### [Aim]
What is needed is the run of lines from the one with "What's the underlying" through the close of the data, set down exactly.

### [Given information]
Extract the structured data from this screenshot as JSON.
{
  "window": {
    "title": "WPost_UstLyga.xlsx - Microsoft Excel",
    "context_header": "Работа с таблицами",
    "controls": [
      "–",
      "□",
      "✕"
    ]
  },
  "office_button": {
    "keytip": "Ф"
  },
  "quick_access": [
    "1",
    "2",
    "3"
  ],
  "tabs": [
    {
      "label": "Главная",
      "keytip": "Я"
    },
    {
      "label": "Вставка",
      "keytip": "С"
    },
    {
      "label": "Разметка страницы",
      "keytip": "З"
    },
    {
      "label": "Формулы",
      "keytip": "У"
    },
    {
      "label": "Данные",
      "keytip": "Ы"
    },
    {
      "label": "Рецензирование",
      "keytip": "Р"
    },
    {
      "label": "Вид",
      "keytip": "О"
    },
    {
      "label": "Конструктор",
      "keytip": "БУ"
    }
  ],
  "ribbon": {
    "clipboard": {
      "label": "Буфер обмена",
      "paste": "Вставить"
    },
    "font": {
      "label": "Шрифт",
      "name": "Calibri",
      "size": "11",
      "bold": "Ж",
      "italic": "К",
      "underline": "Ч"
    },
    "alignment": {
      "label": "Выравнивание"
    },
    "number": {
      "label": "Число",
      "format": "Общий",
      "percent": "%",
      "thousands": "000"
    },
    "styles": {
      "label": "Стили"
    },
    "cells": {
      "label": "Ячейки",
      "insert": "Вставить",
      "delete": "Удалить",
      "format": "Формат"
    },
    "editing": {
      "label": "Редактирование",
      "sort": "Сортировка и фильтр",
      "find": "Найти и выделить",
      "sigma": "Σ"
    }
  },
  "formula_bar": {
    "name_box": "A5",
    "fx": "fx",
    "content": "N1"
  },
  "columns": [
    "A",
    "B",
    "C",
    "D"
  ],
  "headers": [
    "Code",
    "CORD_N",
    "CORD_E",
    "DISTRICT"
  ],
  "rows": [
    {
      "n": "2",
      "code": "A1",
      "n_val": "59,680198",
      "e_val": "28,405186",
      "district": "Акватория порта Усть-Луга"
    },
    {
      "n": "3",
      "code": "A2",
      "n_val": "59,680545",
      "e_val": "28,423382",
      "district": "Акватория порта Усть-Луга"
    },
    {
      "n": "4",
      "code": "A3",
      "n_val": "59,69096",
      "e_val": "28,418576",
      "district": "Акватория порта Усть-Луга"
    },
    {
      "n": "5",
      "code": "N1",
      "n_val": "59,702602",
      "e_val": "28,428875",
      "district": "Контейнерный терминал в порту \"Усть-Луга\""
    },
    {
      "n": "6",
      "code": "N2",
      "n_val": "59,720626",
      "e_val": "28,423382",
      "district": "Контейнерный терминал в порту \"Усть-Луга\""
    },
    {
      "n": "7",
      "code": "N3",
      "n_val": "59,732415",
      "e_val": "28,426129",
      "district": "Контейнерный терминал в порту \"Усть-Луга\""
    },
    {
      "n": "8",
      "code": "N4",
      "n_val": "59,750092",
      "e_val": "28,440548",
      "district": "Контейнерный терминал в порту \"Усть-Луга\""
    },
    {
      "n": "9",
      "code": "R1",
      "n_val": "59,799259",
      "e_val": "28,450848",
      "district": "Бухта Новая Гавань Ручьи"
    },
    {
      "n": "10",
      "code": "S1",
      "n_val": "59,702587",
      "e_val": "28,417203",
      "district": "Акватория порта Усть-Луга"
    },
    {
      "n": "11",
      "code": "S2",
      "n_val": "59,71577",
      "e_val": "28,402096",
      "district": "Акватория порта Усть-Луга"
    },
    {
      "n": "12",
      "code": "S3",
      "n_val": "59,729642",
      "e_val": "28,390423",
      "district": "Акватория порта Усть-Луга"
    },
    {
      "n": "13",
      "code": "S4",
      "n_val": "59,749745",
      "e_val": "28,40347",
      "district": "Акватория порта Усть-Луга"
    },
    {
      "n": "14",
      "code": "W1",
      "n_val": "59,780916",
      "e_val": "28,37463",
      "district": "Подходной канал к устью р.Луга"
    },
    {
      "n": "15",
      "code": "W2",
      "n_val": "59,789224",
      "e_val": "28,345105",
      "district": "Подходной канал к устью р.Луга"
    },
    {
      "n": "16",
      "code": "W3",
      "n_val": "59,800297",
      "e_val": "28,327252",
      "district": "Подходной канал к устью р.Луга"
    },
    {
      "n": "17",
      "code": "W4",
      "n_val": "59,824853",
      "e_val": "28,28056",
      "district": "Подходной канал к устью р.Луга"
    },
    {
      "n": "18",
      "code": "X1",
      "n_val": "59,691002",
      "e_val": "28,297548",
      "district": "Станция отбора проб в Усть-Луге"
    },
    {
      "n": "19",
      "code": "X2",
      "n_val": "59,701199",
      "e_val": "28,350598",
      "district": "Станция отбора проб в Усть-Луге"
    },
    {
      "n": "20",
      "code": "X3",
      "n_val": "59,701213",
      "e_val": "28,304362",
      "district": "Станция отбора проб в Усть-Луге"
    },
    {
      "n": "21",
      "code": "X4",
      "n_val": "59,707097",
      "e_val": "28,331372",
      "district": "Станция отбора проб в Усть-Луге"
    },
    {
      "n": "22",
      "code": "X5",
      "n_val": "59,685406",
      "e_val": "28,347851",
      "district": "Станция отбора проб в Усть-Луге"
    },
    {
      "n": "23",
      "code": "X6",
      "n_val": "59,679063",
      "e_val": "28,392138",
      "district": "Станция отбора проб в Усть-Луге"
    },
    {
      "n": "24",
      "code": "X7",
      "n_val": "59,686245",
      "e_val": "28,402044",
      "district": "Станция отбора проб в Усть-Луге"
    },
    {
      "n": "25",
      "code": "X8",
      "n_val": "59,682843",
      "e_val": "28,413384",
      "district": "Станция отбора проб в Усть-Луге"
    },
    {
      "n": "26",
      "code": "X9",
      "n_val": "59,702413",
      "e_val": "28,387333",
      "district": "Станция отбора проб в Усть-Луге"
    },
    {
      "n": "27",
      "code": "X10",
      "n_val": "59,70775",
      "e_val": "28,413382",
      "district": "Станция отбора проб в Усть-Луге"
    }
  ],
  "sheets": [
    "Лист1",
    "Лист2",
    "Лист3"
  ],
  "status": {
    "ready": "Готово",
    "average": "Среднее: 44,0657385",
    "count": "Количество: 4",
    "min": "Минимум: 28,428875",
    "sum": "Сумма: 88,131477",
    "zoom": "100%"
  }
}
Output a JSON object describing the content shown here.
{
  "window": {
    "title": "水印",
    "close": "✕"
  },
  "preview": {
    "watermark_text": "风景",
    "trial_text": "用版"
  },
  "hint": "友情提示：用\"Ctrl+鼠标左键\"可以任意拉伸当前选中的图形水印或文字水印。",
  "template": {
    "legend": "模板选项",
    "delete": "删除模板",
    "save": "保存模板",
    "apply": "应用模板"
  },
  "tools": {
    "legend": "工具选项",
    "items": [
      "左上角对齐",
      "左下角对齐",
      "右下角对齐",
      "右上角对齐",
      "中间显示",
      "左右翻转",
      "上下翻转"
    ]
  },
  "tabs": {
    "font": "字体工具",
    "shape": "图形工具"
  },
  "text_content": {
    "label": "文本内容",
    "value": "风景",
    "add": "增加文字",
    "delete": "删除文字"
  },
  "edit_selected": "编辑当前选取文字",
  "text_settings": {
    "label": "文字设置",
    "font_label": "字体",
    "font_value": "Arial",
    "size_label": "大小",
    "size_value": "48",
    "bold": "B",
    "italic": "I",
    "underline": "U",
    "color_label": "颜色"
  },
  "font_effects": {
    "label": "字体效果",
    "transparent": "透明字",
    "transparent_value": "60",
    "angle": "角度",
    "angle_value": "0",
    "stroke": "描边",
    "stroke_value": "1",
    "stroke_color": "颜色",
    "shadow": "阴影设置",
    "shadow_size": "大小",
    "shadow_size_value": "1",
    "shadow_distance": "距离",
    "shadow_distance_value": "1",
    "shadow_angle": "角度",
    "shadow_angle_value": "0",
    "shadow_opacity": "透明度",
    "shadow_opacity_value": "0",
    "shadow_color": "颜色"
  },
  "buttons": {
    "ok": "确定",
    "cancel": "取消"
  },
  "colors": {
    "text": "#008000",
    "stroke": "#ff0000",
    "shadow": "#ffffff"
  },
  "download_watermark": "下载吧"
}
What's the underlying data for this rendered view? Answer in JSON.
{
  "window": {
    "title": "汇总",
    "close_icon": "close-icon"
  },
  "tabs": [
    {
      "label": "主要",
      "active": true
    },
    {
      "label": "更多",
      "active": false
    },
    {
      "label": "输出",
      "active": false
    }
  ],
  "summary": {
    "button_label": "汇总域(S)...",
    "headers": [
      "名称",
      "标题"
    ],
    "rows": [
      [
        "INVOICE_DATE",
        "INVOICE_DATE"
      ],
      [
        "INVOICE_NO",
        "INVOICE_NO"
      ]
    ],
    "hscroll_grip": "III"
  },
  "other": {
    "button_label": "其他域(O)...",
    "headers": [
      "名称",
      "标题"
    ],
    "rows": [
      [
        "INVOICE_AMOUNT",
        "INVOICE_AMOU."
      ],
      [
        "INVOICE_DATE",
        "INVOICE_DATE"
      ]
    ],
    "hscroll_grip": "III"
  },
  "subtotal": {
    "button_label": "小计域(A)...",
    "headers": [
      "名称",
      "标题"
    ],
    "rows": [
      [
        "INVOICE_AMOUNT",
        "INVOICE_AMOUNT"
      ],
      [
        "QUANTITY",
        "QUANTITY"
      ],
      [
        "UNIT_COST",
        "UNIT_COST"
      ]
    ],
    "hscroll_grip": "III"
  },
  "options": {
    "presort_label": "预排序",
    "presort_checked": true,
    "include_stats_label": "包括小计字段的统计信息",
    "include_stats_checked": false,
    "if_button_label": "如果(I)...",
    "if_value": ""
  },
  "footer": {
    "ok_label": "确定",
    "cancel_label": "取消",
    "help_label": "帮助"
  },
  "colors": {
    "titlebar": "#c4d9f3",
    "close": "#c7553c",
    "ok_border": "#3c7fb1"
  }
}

### [Problem solution]
What's the underlying data for this rendered view? Answer in JSON.
{
  "window": {
    "title": "汇总",
    "close_icon": "close-icon"
  },
  "tabs": [
    {
      "label": "主要",
      "active": true
    },
    {
      "label": "更多",
      "active": false
    },
    {
      "label": "输出",
      "active": false
    }
  ],
  "summary": {
    "button_label": "汇总域(S)...",
    "headers": [
      "名称",
      "标题"
    ],
    "rows": [
      [
        "INVOICE_DATE",
        "INVOICE_DATE"
      ],
      [
        "INVOICE_NO",
        "INVOICE_NO"
      ]
    ],
    "hscroll_grip": "III"
  },
  "other": {
    "button_label": "其他域(O)...",
    "headers": [
      "名称",
      "标题"
    ],
    "rows": [
      [
        "INVOICE_AMOUNT",
        "INVOICE_AMOU."
      ],
      [
        "INVOICE_DATE",
        "INVOICE_DATE"
      ]
    ],
    "hscroll_grip": "III"
  },
  "subtotal": {
    "button_label": "小计域(A)...",
    "headers": [
      "名称",
      "标题"
    ],
    "rows": [
      [
        "INVOICE_AMOUNT",
        "INVOICE_AMOUNT"
      ],
      [
        "QUANTITY",
        "QUANTITY"
      ],
      [
        "UNIT_COST",
        "UNIT_COST"
      ]
    ],
    "hscroll_grip": "III"
  },
  "options": {
    "presort_label": "预排序",
    "presort_checked": true,
    "include_stats_label": "包括小计字段的统计信息",
    "include_stats_checked": false,
    "if_button_label": "如果(I)...",
    "if_value": ""
  },
  "footer": {
    "ok_label": "确定",
    "cancel_label": "取消",
    "help_label": "帮助"
  },
  "colors": {
    "titlebar": "#c4d9f3",
    "close": "#c7553c",
    "ok_border": "#3c7fb1"
  }
}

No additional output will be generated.